→ **Task**
All the data must come back unchanged, except that pictures are left out.

-------- Records shown --------

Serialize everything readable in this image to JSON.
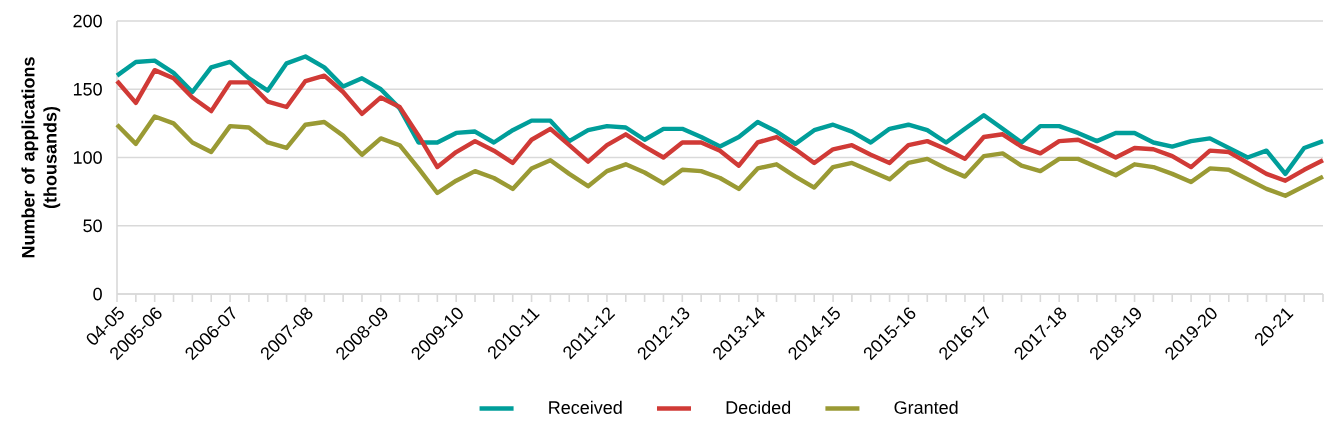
{
  "chart_data": {
    "type": "line",
    "ylabel": "Number of applications (thousands)",
    "categories": [
      "04-05",
      null,
      "2005-06",
      null,
      null,
      null,
      "2006-07",
      null,
      null,
      null,
      "2007-08",
      null,
      null,
      null,
      "2008-09",
      null,
      null,
      null,
      "2009-10",
      null,
      null,
      null,
      "2010-11",
      null,
      null,
      null,
      "2011-12",
      null,
      null,
      null,
      "2012-13",
      null,
      null,
      null,
      "2013-14",
      null,
      null,
      null,
      "2014-15",
      null,
      null,
      null,
      "2015-16",
      null,
      null,
      null,
      "2016-17",
      null,
      null,
      null,
      "2017-18",
      null,
      null,
      null,
      "2018-19",
      null,
      null,
      null,
      "2019-20",
      null,
      null,
      null,
      "20-21",
      null,
      null
    ],
    "series": [
      {
        "name": "Received",
        "color": "#009e9a",
        "values": [
          160,
          170,
          171,
          162,
          148,
          166,
          170,
          158,
          149,
          169,
          174,
          166,
          152,
          158,
          150,
          136,
          111,
          111,
          118,
          119,
          111,
          120,
          127,
          127,
          112,
          120,
          123,
          122,
          113,
          121,
          121,
          115,
          108,
          115,
          126,
          119,
          110,
          120,
          124,
          119,
          111,
          121,
          124,
          120,
          111,
          121,
          131,
          121,
          111,
          123,
          123,
          118,
          112,
          118,
          118,
          111,
          108,
          112,
          114,
          107,
          100,
          105,
          88,
          107,
          112
        ]
      },
      {
        "name": "Decided",
        "color": "#d03a36",
        "values": [
          156,
          140,
          164,
          158,
          144,
          134,
          155,
          155,
          141,
          137,
          156,
          160,
          148,
          132,
          144,
          137,
          116,
          93,
          104,
          112,
          105,
          96,
          113,
          121,
          109,
          97,
          109,
          117,
          108,
          100,
          111,
          111,
          105,
          94,
          111,
          115,
          106,
          96,
          106,
          109,
          102,
          96,
          109,
          112,
          106,
          99,
          115,
          117,
          108,
          103,
          112,
          113,
          107,
          100,
          107,
          106,
          101,
          93,
          105,
          104,
          96,
          88,
          83,
          91,
          98
        ]
      },
      {
        "name": "Granted",
        "color": "#9a9a34",
        "values": [
          124,
          110,
          130,
          125,
          111,
          104,
          123,
          122,
          111,
          107,
          124,
          126,
          116,
          102,
          114,
          109,
          92,
          74,
          83,
          90,
          85,
          77,
          92,
          98,
          88,
          79,
          90,
          95,
          89,
          81,
          91,
          90,
          85,
          77,
          92,
          95,
          86,
          78,
          93,
          96,
          90,
          84,
          96,
          99,
          92,
          86,
          101,
          103,
          94,
          90,
          99,
          99,
          93,
          87,
          95,
          93,
          88,
          82,
          92,
          91,
          84,
          77,
          72,
          79,
          86
        ]
      }
    ],
    "ylim": [
      0,
      200
    ],
    "yticks": [
      0,
      50,
      100,
      150,
      200
    ],
    "grid": "y",
    "legend": "bottom",
    "line_style": "solid"
  }
}
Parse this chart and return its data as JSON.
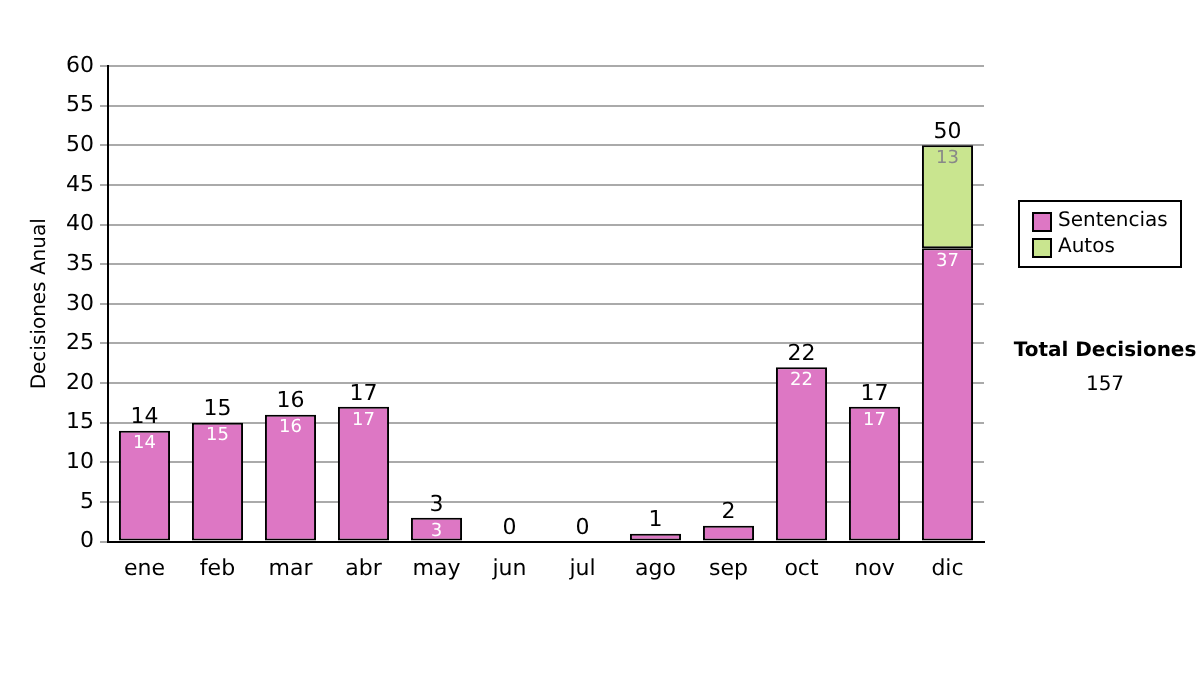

--------

→ **Reply**
Serialize everything readable in this image to JSON.
{
  "chart_data": {
    "type": "line",
    "ylabel": "Number of applications (thousands)",
    "categories": [
      "04-05",
      null,
      "2005-06",
      null,
      null,
      null,
      "2006-07",
      null,
      null,
      null,
      "2007-08",
      null,
      null,
      null,
      "2008-09",
      null,
      null,
      null,
      "2009-10",
      null,
      null,
      null,
      "2010-11",
      null,
      null,
      null,
      "2011-12",
      null,
      null,
      null,
      "2012-13",
      null,
      null,
      null,
      "2013-14",
      null,
      null,
      null,
      "2014-15",
      null,
      null,
      null,
      "2015-16",
      null,
      null,
      null,
      "2016-17",
      null,
      null,
      null,
      "2017-18",
      null,
      null,
      null,
      "2018-19",
      null,
      null,
      null,
      "2019-20",
      null,
      null,
      null,
      "20-21",
      null,
      null
    ],
    "series": [
      {
        "name": "Received",
        "color": "#009e9a",
        "values": [
          160,
          170,
          171,
          162,
          148,
          166,
          170,
          158,
          149,
          169,
          174,
          166,
          152,
          158,
          150,
          136,
          111,
          111,
          118,
          119,
          111,
          120,
          127,
          127,
          112,
          120,
          123,
          122,
          113,
          121,
          121,
          115,
          108,
          115,
          126,
          119,
          110,
          120,
          124,
          119,
          111,
          121,
          124,
          120,
          111,
          121,
          131,
          121,
          111,
          123,
          123,
          118,
          112,
          118,
          118,
          111,
          108,
          112,
          114,
          107,
          100,
          105,
          88,
          107,
          112
        ]
      },
      {
        "name": "Decided",
        "color": "#d03a36",
        "values": [
          156,
          140,
          164,
          158,
          144,
          134,
          155,
          155,
          141,
          137,
          156,
          160,
          148,
          132,
          144,
          137,
          116,
          93,
          104,
          112,
          105,
          96,
          113,
          121,
          109,
          97,
          109,
          117,
          108,
          100,
          111,
          111,
          105,
          94,
          111,
          115,
          106,
          96,
          106,
          109,
          102,
          96,
          109,
          112,
          106,
          99,
          115,
          117,
          108,
          103,
          112,
          113,
          107,
          100,
          107,
          106,
          101,
          93,
          105,
          104,
          96,
          88,
          83,
          91,
          98
        ]
      },
      {
        "name": "Granted",
        "color": "#9a9a34",
        "values": [
          124,
          110,
          130,
          125,
          111,
          104,
          123,
          122,
          111,
          107,
          124,
          126,
          116,
          102,
          114,
          109,
          92,
          74,
          83,
          90,
          85,
          77,
          92,
          98,
          88,
          79,
          90,
          95,
          89,
          81,
          91,
          90,
          85,
          77,
          92,
          95,
          86,
          78,
          93,
          96,
          90,
          84,
          96,
          99,
          92,
          86,
          101,
          103,
          94,
          90,
          99,
          99,
          93,
          87,
          95,
          93,
          88,
          82,
          92,
          91,
          84,
          77,
          72,
          79,
          86
        ]
      }
    ],
    "ylim": [
      0,
      200
    ],
    "yticks": [
      0,
      50,
      100,
      150,
      200
    ],
    "grid": "y",
    "legend": "bottom",
    "line_style": "solid"
  }
}
Parse this chart and return its data as JSON.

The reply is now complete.